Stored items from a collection
★ ★ ★ ★ ★
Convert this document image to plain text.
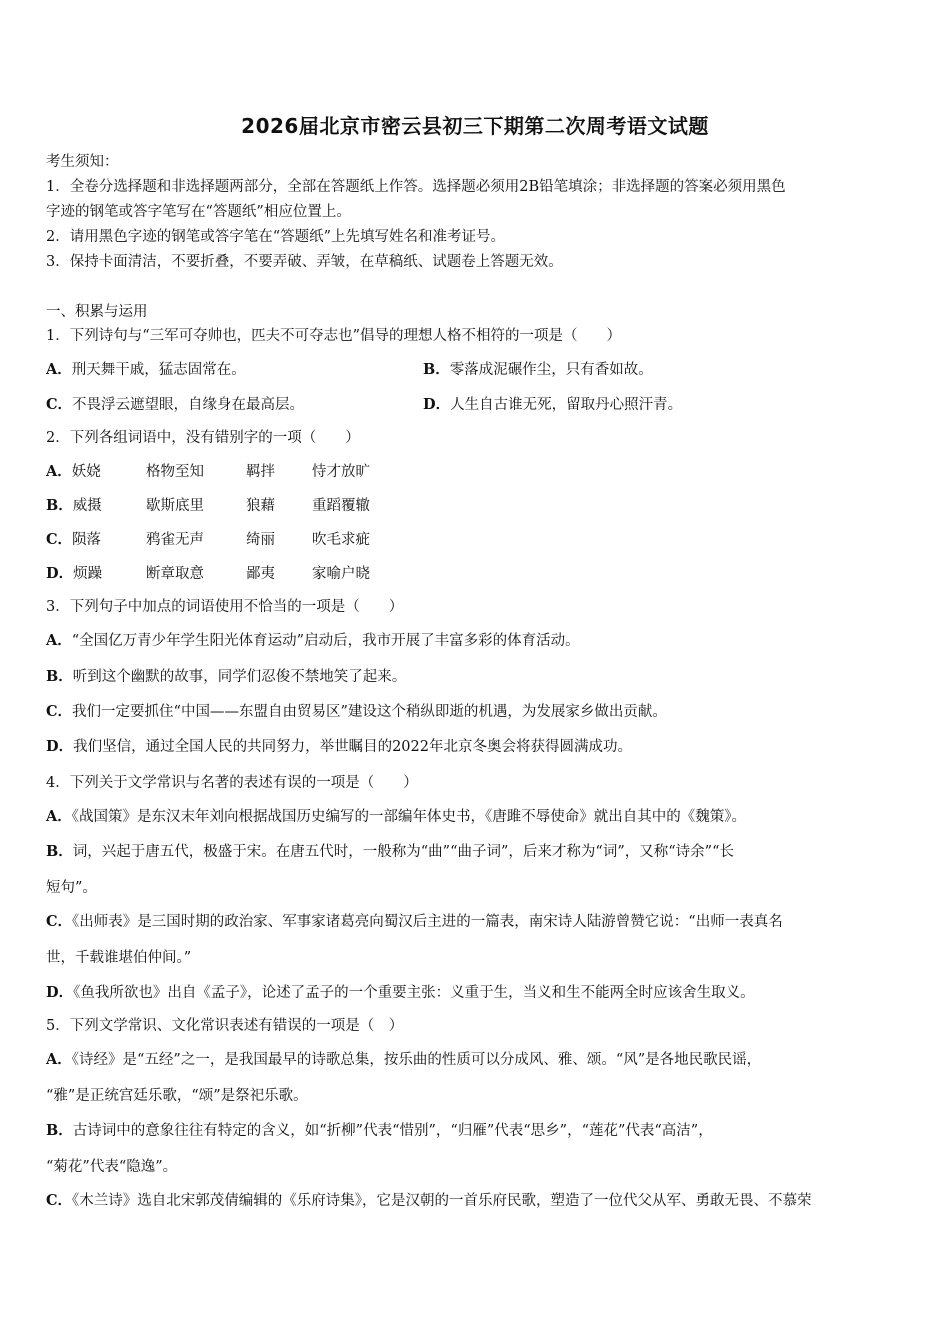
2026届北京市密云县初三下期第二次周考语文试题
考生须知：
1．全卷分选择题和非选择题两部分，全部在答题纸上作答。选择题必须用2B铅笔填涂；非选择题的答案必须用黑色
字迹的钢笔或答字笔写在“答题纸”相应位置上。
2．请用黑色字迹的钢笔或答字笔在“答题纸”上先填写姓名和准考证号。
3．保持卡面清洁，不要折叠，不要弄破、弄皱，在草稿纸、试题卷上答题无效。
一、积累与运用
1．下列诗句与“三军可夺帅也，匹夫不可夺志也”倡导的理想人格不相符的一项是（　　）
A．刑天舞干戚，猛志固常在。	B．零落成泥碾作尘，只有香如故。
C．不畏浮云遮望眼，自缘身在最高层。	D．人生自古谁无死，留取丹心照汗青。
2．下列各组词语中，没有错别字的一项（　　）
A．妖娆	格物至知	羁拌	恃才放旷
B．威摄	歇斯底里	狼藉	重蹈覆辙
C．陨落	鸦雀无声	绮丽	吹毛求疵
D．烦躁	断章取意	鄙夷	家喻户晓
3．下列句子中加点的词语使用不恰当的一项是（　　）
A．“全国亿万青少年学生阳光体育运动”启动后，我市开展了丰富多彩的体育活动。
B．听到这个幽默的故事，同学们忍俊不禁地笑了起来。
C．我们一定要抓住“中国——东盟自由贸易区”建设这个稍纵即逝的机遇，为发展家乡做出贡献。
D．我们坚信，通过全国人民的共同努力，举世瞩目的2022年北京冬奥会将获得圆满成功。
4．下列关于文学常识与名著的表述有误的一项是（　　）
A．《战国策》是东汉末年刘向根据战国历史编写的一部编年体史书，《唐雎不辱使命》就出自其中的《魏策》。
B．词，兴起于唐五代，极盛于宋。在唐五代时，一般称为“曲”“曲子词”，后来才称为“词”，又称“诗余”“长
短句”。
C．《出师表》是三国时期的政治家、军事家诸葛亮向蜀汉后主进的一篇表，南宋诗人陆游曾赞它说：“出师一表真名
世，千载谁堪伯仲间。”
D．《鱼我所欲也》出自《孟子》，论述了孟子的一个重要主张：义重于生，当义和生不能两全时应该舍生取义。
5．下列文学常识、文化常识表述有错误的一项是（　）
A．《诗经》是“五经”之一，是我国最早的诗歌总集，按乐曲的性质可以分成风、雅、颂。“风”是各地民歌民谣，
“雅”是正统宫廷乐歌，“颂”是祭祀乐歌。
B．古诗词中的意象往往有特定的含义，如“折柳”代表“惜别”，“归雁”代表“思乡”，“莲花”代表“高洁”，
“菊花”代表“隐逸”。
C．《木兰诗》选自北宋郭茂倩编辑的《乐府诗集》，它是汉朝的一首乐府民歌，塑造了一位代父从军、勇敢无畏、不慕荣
★ ★ ★ ★ ★
■ What to produce: From the listing above, print every entry precisely and drop the pictures.

■ Answer below:
Convert this document image to plain text.
2026届北京市密云县初三下期第二次周考语文试题
考生须知：
1．全卷分选择题和非选择题两部分，全部在答题纸上作答。选择题必须用2B铅笔填涂；非选择题的答案必须用黑色
字迹的钢笔或答字笔写在“答题纸”相应位置上。
2．请用黑色字迹的钢笔或答字笔在“答题纸”上先填写姓名和准考证号。
3．保持卡面清洁，不要折叠，不要弄破、弄皱，在草稿纸、试题卷上答题无效。
一、积累与运用
1．下列诗句与“三军可夺帅也，匹夫不可夺志也”倡导的理想人格不相符的一项是（　　）
A．刑天舞干戚，猛志固常在。	B．零落成泥碾作尘，只有香如故。
C．不畏浮云遮望眼，自缘身在最高层。	D．人生自古谁无死，留取丹心照汗青。
2．下列各组词语中，没有错别字的一项（　　）
A．妖娆	格物至知	羁拌	恃才放旷
B．威摄	歇斯底里	狼藉	重蹈覆辙
C．陨落	鸦雀无声	绮丽	吹毛求疵
D．烦躁	断章取意	鄙夷	家喻户晓
3．下列句子中加点的词语使用不恰当的一项是（　　）
A．“全国亿万青少年学生阳光体育运动”启动后，我市开展了丰富多彩的体育活动。
B．听到这个幽默的故事，同学们忍俊不禁地笑了起来。
C．我们一定要抓住“中国——东盟自由贸易区”建设这个稍纵即逝的机遇，为发展家乡做出贡献。
D．我们坚信，通过全国人民的共同努力，举世瞩目的2022年北京冬奥会将获得圆满成功。
4．下列关于文学常识与名著的表述有误的一项是（　　）
A．《战国策》是东汉末年刘向根据战国历史编写的一部编年体史书，《唐雎不辱使命》就出自其中的《魏策》。
B．词，兴起于唐五代，极盛于宋。在唐五代时，一般称为“曲”“曲子词”，后来才称为“词”，又称“诗余”“长
短句”。
C．《出师表》是三国时期的政治家、军事家诸葛亮向蜀汉后主进的一篇表，南宋诗人陆游曾赞它说：“出师一表真名
世，千载谁堪伯仲间。”
D．《鱼我所欲也》出自《孟子》，论述了孟子的一个重要主张：义重于生，当义和生不能两全时应该舍生取义。
5．下列文学常识、文化常识表述有错误的一项是（　）
A．《诗经》是“五经”之一，是我国最早的诗歌总集，按乐曲的性质可以分成风、雅、颂。“风”是各地民歌民谣，
“雅”是正统宫廷乐歌，“颂”是祭祀乐歌。
B．古诗词中的意象往往有特定的含义，如“折柳”代表“惜别”，“归雁”代表“思乡”，“莲花”代表“高洁”，
“菊花”代表“隐逸”。
C．《木兰诗》选自北宋郭茂倩编辑的《乐府诗集》，它是汉朝的一首乐府民歌，塑造了一位代父从军、勇敢无畏、不慕荣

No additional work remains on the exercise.